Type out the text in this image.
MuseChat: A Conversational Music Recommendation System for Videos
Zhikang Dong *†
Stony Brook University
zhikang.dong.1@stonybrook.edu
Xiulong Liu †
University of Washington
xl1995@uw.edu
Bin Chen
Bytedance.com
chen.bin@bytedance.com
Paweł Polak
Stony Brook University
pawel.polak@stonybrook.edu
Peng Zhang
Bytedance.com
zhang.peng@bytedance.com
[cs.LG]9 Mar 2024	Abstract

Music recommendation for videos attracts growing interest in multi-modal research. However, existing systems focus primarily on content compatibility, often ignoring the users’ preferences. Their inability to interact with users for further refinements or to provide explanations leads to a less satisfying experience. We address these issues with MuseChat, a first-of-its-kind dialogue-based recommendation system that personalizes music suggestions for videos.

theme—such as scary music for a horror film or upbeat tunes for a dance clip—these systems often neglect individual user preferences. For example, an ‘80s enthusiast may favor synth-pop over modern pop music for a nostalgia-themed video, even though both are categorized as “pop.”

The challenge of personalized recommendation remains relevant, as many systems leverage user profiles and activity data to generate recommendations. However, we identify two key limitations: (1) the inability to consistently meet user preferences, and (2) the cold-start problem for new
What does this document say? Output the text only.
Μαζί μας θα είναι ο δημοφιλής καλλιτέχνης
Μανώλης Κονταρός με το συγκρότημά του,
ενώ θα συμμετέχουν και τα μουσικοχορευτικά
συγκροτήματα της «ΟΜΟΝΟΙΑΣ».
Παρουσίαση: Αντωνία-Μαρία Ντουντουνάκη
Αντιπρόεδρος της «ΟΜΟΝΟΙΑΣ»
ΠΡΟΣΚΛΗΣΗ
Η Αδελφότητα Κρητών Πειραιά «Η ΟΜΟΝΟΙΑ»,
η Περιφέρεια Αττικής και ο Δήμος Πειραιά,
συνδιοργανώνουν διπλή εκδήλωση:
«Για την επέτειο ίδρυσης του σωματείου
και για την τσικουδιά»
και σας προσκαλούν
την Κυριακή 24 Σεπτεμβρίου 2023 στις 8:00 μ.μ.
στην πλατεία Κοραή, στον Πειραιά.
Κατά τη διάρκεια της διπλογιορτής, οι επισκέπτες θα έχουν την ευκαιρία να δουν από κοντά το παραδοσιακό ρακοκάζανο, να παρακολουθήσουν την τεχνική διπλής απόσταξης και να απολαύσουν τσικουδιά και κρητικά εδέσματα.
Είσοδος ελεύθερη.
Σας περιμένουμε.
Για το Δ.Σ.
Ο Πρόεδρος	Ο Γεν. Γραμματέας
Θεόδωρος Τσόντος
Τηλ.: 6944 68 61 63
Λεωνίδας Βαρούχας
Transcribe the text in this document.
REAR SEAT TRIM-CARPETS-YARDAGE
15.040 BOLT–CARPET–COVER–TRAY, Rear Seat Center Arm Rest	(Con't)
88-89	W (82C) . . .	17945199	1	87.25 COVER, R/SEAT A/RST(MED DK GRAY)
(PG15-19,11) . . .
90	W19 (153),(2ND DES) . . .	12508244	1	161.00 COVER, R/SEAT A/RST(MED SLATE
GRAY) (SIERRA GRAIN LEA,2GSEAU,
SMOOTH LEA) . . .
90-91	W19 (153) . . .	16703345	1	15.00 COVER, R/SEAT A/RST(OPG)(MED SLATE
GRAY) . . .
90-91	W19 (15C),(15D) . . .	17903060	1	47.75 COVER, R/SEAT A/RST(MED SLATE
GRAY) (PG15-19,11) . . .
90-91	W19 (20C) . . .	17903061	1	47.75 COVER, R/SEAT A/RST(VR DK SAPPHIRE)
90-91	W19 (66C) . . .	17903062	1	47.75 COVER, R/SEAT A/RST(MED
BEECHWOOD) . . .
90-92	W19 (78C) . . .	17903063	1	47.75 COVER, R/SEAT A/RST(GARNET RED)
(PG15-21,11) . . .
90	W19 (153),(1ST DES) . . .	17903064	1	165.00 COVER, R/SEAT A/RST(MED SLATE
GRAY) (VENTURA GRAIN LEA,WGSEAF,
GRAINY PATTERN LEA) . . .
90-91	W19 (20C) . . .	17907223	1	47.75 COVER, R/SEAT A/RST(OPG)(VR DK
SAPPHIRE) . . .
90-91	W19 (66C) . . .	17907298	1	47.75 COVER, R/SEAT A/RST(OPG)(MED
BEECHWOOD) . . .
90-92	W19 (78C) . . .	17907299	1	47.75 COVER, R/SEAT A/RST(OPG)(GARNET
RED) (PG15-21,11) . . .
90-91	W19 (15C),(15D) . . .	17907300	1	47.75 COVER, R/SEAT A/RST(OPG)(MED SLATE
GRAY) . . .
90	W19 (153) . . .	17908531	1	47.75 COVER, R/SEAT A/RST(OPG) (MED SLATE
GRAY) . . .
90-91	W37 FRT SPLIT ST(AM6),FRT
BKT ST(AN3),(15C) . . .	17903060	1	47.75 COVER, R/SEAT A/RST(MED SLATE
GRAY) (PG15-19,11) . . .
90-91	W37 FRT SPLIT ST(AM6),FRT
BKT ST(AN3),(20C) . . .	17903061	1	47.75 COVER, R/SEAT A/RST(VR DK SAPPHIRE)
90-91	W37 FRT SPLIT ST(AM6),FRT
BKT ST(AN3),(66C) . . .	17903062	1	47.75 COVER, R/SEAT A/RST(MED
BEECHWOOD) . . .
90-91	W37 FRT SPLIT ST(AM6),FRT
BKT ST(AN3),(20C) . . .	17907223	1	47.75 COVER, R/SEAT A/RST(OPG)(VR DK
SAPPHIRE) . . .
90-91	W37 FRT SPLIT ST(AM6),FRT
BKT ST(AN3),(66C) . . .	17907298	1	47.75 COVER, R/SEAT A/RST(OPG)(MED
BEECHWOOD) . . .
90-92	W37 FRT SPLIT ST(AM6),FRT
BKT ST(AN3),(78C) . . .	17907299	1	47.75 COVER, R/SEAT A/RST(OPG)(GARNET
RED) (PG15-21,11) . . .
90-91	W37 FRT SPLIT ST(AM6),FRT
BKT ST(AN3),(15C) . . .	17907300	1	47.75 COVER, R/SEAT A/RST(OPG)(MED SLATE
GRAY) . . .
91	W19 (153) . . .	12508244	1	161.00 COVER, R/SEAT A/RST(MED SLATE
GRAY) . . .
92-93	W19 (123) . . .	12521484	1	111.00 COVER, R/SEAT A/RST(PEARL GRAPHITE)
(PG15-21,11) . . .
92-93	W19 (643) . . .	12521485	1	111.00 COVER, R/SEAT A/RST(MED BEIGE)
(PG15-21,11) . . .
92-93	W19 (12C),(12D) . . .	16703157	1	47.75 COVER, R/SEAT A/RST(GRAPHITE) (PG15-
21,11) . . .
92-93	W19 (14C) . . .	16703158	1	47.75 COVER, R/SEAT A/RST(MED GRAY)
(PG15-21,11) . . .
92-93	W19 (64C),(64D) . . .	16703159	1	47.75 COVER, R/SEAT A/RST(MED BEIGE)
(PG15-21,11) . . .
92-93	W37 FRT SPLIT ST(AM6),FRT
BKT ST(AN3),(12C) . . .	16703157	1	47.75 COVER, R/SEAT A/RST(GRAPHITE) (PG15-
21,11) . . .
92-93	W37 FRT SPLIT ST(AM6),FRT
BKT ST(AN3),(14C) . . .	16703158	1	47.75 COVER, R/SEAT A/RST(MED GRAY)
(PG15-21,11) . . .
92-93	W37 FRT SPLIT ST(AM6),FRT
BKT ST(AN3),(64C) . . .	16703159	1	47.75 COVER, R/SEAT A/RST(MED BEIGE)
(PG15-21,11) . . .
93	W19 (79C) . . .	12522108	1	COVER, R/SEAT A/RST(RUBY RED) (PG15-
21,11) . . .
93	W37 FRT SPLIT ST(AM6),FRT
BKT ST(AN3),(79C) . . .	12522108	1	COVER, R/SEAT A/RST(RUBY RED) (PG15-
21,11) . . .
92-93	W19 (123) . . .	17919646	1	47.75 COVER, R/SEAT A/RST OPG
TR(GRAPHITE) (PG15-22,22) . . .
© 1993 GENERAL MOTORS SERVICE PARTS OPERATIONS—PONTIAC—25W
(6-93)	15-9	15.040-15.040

────────────────────

Problem:
Show the lines of the data that hold the word "these".

Reply:
Music recommendation for videos attracts growing interest in multi-modal research. However, existing systems focus primarily on content compatibility, often ignoring the users’ preferences. Their inability to interact with users for further refinements or to provide explanations leads to a less satisfying experience. We address these issues with MuseChat, a first-of-its-kind dialogue-based recommendation system that personalizes music suggestions for videos.
theme—such as scary music for a horror film or upbeat tunes for a dance clip—these systems often neglect individual user preferences. For example, an ‘80s enthusiast may favor synth-pop over modern pop music for a nostalgia-themed video, even though both are categorized as “pop.”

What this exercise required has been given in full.